* **Provided records**
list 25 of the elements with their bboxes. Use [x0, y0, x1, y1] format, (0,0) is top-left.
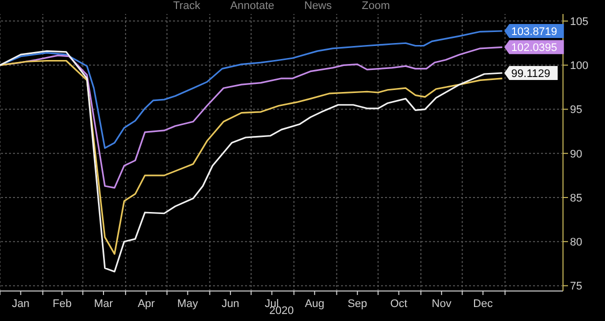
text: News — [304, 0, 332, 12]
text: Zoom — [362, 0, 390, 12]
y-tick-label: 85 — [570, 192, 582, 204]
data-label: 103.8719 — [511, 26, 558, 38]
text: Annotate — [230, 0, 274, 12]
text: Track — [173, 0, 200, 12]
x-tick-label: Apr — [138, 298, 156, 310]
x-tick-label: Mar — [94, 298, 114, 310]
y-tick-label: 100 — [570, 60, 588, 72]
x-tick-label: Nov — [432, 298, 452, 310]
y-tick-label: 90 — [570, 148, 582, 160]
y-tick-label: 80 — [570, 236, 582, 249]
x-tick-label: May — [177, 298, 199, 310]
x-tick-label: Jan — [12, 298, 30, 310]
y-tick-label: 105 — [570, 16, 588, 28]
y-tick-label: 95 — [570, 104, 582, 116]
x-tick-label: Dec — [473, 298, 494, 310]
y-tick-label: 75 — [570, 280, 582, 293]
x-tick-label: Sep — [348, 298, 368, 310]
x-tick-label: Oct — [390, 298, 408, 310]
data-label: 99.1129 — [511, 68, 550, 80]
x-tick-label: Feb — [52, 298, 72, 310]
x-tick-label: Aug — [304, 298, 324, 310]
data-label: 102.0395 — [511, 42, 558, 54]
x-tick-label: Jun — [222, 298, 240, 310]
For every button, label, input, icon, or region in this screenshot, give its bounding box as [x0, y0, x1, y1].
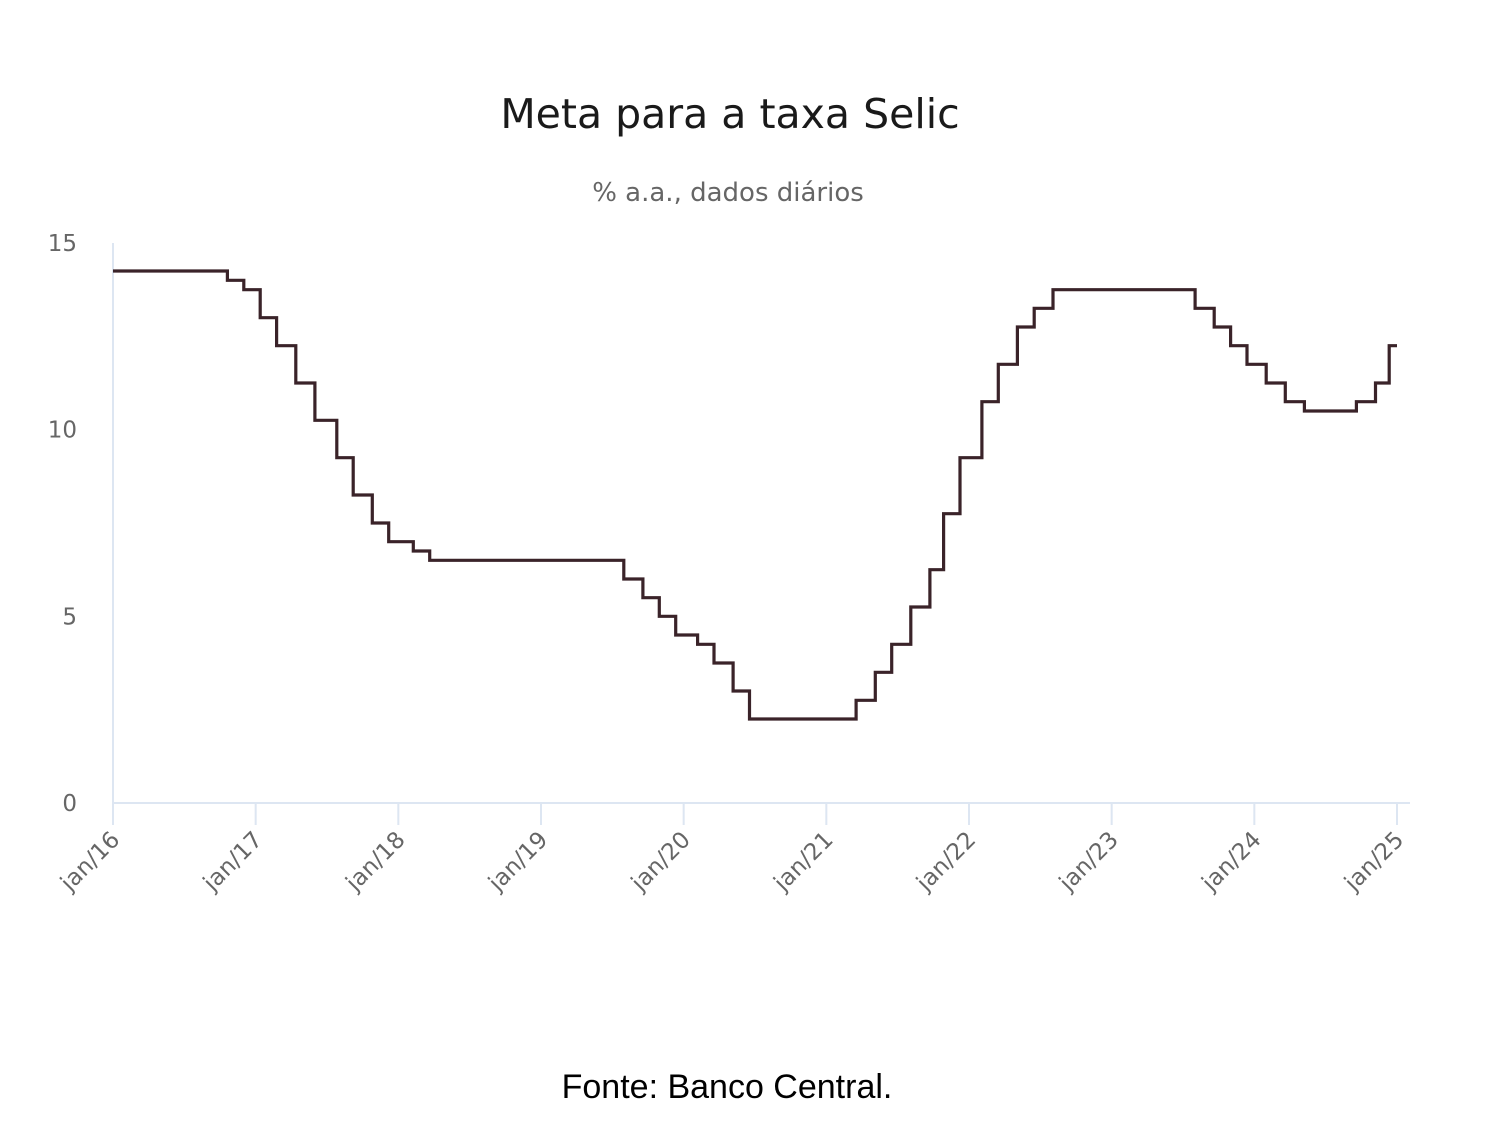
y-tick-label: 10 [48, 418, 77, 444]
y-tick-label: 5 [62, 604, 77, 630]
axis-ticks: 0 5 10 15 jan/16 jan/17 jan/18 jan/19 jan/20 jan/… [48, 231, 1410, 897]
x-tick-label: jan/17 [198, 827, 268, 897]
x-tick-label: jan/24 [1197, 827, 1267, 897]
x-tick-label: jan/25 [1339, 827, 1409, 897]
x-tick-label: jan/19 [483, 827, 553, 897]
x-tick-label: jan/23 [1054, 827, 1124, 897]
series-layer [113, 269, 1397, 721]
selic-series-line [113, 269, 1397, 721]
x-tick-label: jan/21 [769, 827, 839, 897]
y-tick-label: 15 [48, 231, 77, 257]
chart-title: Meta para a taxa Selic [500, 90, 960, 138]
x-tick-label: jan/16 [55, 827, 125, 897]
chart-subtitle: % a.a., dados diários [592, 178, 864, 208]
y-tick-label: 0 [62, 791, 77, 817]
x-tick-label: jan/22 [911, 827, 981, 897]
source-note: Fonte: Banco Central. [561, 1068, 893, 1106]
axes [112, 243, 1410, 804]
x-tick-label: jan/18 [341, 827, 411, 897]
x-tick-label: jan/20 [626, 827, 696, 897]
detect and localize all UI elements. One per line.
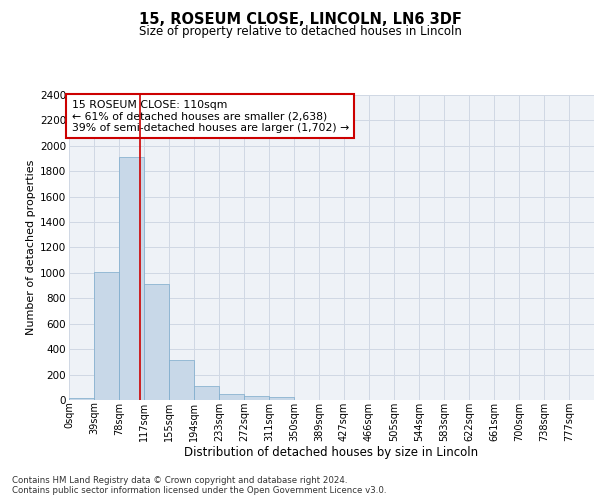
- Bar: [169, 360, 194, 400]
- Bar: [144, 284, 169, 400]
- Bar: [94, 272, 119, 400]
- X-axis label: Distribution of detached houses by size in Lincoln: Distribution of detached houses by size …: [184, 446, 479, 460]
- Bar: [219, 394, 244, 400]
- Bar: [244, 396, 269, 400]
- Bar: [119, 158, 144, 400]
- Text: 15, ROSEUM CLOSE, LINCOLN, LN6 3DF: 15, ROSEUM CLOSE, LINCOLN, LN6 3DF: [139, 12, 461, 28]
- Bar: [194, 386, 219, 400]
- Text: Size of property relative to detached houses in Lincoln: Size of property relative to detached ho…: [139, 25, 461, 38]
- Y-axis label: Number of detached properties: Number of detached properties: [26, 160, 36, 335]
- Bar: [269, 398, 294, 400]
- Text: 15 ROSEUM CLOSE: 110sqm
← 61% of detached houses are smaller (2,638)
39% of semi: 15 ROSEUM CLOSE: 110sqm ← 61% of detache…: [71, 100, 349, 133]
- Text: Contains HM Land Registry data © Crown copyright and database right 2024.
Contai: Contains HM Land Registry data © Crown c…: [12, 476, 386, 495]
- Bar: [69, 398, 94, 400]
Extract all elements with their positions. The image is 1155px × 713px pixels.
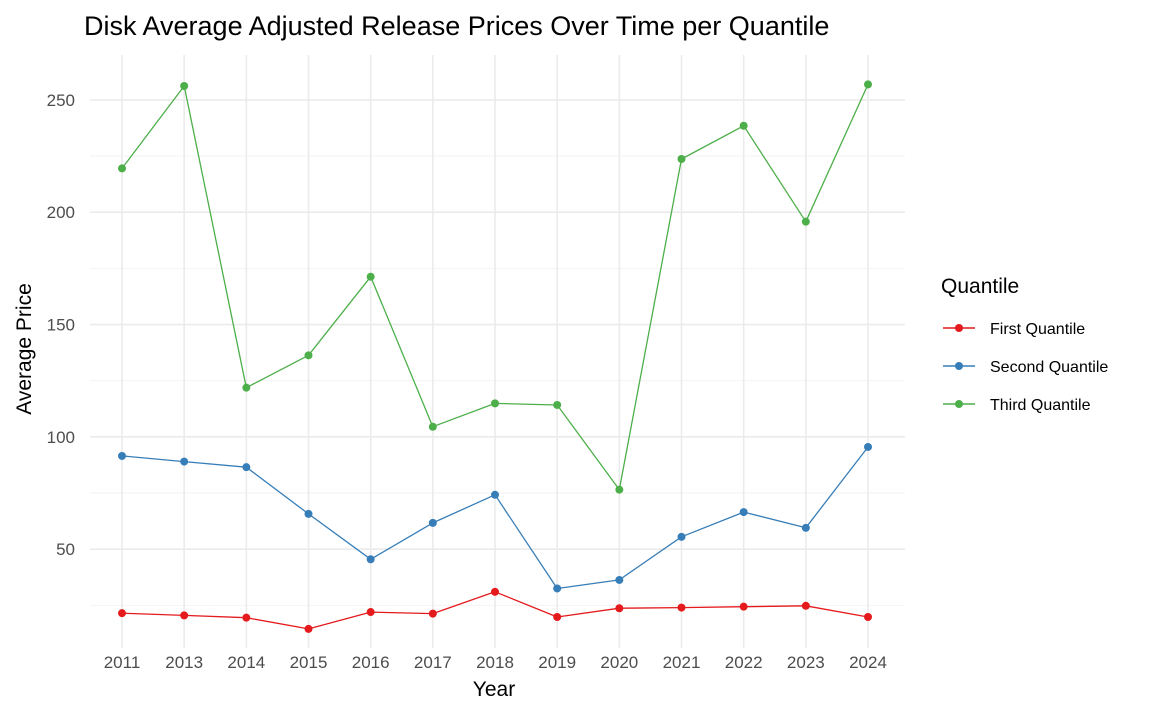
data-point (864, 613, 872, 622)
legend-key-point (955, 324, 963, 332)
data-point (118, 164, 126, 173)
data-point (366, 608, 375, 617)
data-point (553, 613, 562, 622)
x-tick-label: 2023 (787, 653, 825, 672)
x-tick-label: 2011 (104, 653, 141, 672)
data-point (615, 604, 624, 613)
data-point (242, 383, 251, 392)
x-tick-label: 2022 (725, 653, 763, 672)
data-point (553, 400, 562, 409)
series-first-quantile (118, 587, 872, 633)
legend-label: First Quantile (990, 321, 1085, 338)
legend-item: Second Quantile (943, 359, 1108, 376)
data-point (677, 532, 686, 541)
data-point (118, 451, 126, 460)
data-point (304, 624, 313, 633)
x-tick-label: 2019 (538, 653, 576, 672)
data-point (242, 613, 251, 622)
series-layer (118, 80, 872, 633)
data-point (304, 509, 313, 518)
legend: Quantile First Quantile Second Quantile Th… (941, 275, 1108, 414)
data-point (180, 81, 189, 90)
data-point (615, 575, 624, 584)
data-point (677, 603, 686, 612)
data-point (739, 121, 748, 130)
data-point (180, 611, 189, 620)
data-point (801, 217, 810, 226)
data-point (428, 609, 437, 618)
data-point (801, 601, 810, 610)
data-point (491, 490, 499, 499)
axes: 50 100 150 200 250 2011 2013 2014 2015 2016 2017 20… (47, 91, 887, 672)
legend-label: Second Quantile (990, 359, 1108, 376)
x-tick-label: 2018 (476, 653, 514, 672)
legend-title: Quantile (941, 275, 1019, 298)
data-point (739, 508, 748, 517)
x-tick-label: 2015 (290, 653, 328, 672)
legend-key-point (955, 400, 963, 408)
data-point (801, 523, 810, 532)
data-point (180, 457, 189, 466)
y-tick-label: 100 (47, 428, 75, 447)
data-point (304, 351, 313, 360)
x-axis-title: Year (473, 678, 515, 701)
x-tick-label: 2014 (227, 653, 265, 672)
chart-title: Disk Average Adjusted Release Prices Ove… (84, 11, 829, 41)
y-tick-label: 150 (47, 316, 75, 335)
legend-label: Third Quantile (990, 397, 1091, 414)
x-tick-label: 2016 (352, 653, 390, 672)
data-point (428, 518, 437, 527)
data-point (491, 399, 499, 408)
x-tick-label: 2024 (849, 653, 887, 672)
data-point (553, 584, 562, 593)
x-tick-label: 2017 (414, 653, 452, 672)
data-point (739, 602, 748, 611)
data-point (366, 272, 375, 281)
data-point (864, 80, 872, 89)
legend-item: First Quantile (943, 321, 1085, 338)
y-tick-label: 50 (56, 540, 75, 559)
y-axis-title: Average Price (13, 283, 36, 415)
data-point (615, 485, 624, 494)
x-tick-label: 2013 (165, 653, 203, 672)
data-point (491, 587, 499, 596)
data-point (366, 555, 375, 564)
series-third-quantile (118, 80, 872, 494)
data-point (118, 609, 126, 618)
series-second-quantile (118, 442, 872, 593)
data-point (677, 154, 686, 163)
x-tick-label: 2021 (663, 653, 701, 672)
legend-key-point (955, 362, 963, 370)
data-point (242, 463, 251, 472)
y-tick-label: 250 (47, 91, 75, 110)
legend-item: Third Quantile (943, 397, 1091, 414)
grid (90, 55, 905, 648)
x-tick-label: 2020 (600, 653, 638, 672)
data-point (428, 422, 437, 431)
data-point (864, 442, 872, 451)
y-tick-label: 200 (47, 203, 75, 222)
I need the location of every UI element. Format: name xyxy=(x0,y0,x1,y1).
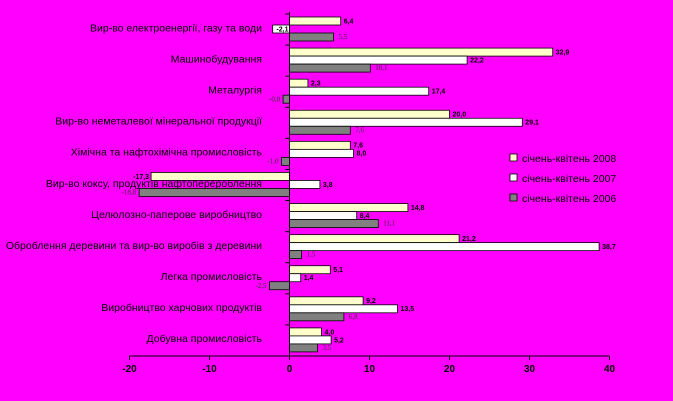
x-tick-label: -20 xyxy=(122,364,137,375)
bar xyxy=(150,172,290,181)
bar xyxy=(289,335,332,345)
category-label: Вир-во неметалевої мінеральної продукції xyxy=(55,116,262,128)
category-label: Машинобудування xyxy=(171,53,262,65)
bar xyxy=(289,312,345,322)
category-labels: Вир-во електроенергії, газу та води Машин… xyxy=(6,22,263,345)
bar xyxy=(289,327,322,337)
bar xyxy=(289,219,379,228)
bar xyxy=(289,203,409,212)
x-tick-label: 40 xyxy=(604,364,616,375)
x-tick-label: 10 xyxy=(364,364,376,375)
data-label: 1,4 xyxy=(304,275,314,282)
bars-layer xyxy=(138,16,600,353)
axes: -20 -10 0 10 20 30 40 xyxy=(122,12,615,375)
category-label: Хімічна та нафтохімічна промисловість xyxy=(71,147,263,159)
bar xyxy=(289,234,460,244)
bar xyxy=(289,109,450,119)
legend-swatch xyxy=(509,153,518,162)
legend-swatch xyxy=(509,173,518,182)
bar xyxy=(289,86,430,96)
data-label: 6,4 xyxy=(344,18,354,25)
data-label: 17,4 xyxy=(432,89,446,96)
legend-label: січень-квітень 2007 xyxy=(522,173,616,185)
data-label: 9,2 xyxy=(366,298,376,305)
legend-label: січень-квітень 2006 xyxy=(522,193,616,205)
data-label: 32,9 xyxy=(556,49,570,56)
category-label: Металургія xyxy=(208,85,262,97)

* **What is being asked**
Rewrite the lines starting at the one that contains "data-point (864, 613, 872, 622)" and ending at the one that contains "data-point (553, 400, 562, 409)", changing "x-tick-label" to "year-label" and leaving everything else as it is.

* **Solution for this exercise**
data-point (864, 613, 872, 622)
legend-key-point (955, 324, 963, 332)
data-point (118, 164, 126, 173)
data-point (366, 608, 375, 617)
data-point (553, 613, 562, 622)
year-label: 2023 (787, 653, 825, 672)
year-label: 2011 (104, 653, 141, 672)
data-point (615, 604, 624, 613)
data-point (242, 383, 251, 392)
year-label: 2022 (725, 653, 763, 672)
data-point (553, 400, 562, 409)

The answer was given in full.